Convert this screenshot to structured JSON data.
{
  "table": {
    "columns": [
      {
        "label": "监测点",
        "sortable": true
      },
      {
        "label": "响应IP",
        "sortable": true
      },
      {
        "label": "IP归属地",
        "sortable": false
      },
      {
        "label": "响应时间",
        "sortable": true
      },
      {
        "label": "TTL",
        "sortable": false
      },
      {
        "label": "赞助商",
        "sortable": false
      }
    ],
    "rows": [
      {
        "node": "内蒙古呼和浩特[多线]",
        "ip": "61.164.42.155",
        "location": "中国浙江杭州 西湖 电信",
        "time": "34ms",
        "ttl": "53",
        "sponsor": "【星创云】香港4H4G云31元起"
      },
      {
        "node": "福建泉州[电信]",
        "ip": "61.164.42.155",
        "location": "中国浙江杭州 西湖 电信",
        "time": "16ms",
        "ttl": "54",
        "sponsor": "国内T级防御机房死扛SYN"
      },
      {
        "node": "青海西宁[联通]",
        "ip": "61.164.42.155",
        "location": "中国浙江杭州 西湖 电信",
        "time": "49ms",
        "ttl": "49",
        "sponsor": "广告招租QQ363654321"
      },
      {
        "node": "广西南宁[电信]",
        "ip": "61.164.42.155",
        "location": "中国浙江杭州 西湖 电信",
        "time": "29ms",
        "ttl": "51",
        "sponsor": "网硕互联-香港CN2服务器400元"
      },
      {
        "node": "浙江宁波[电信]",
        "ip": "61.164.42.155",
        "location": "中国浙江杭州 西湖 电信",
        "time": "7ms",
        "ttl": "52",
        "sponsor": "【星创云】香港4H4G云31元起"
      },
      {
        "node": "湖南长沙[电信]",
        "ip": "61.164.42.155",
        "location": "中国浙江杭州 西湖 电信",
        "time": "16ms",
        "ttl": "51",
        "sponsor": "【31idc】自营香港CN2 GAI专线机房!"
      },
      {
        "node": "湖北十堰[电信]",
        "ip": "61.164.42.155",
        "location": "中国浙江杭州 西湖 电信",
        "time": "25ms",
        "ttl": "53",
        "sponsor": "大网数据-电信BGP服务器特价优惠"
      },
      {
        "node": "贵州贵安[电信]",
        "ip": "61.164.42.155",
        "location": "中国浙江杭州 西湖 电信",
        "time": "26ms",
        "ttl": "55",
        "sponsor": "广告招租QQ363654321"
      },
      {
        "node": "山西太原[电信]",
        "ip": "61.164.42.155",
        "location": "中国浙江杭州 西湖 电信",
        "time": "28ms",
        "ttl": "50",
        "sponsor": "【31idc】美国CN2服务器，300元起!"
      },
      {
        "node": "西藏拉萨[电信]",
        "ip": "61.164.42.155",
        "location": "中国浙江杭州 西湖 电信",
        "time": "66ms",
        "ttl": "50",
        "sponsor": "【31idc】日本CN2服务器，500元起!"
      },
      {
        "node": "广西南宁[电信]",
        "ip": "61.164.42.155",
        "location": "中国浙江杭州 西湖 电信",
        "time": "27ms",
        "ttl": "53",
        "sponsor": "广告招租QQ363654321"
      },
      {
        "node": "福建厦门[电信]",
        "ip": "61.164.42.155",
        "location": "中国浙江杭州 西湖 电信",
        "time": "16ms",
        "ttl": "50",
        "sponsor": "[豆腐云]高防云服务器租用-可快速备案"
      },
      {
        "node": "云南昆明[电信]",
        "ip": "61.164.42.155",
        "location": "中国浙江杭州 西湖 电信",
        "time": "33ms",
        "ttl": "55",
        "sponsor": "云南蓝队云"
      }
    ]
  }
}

## Task description
Take the lines above and retype all of them exactly.

## Task solution
Convert this screenshot to structured JSON data.
{
  "table": {
    "columns": [
      {
        "label": "监测点",
        "sortable": true
      },
      {
        "label": "响应IP",
        "sortable": true
      },
      {
        "label": "IP归属地",
        "sortable": false
      },
      {
        "label": "响应时间",
        "sortable": true
      },
      {
        "label": "TTL",
        "sortable": false
      },
      {
        "label": "赞助商",
        "sortable": false
      }
    ],
    "rows": [
      {
        "node": "内蒙古呼和浩特[多线]",
        "ip": "61.164.42.155",
        "location": "中国浙江杭州 西湖 电信",
        "time": "34ms",
        "ttl": "53",
        "sponsor": "【星创云】香港4H4G云31元起"
      },
      {
        "node": "福建泉州[电信]",
        "ip": "61.164.42.155",
        "location": "中国浙江杭州 西湖 电信",
        "time": "16ms",
        "ttl": "54",
        "sponsor": "国内T级防御机房死扛SYN"
      },
      {
        "node": "青海西宁[联通]",
        "ip": "61.164.42.155",
        "location": "中国浙江杭州 西湖 电信",
        "time": "49ms",
        "ttl": "49",
        "sponsor": "广告招租QQ363654321"
      },
      {
        "node": "广西南宁[电信]",
        "ip": "61.164.42.155",
        "location": "中国浙江杭州 西湖 电信",
        "time": "29ms",
        "ttl": "51",
        "sponsor": "网硕互联-香港CN2服务器400元"
      },
      {
        "node": "浙江宁波[电信]",
        "ip": "61.164.42.155",
        "location": "中国浙江杭州 西湖 电信",
        "time": "7ms",
        "ttl": "52",
        "sponsor": "【星创云】香港4H4G云31元起"
      },
      {
        "node": "湖南长沙[电信]",
        "ip": "61.164.42.155",
        "location": "中国浙江杭州 西湖 电信",
        "time": "16ms",
        "ttl": "51",
        "sponsor": "【31idc】自营香港CN2 GAI专线机房!"
      },
      {
        "node": "湖北十堰[电信]",
        "ip": "61.164.42.155",
        "location": "中国浙江杭州 西湖 电信",
        "time": "25ms",
        "ttl": "53",
        "sponsor": "大网数据-电信BGP服务器特价优惠"
      },
      {
        "node": "贵州贵安[电信]",
        "ip": "61.164.42.155",
        "location": "中国浙江杭州 西湖 电信",
        "time": "26ms",
        "ttl": "55",
        "sponsor": "广告招租QQ363654321"
      },
      {
        "node": "山西太原[电信]",
        "ip": "61.164.42.155",
        "location": "中国浙江杭州 西湖 电信",
        "time": "28ms",
        "ttl": "50",
        "sponsor": "【31idc】美国CN2服务器，300元起!"
      },
      {
        "node": "西藏拉萨[电信]",
        "ip": "61.164.42.155",
        "location": "中国浙江杭州 西湖 电信",
        "time": "66ms",
        "ttl": "50",
        "sponsor": "【31idc】日本CN2服务器，500元起!"
      },
      {
        "node": "广西南宁[电信]",
        "ip": "61.164.42.155",
        "location": "中国浙江杭州 西湖 电信",
        "time": "27ms",
        "ttl": "53",
        "sponsor": "广告招租QQ363654321"
      },
      {
        "node": "福建厦门[电信]",
        "ip": "61.164.42.155",
        "location": "中国浙江杭州 西湖 电信",
        "time": "16ms",
        "ttl": "50",
        "sponsor": "[豆腐云]高防云服务器租用-可快速备案"
      },
      {
        "node": "云南昆明[电信]",
        "ip": "61.164.42.155",
        "location": "中国浙江杭州 西湖 电信",
        "time": "33ms",
        "ttl": "55",
        "sponsor": "云南蓝队云"
      }
    ]
  }
}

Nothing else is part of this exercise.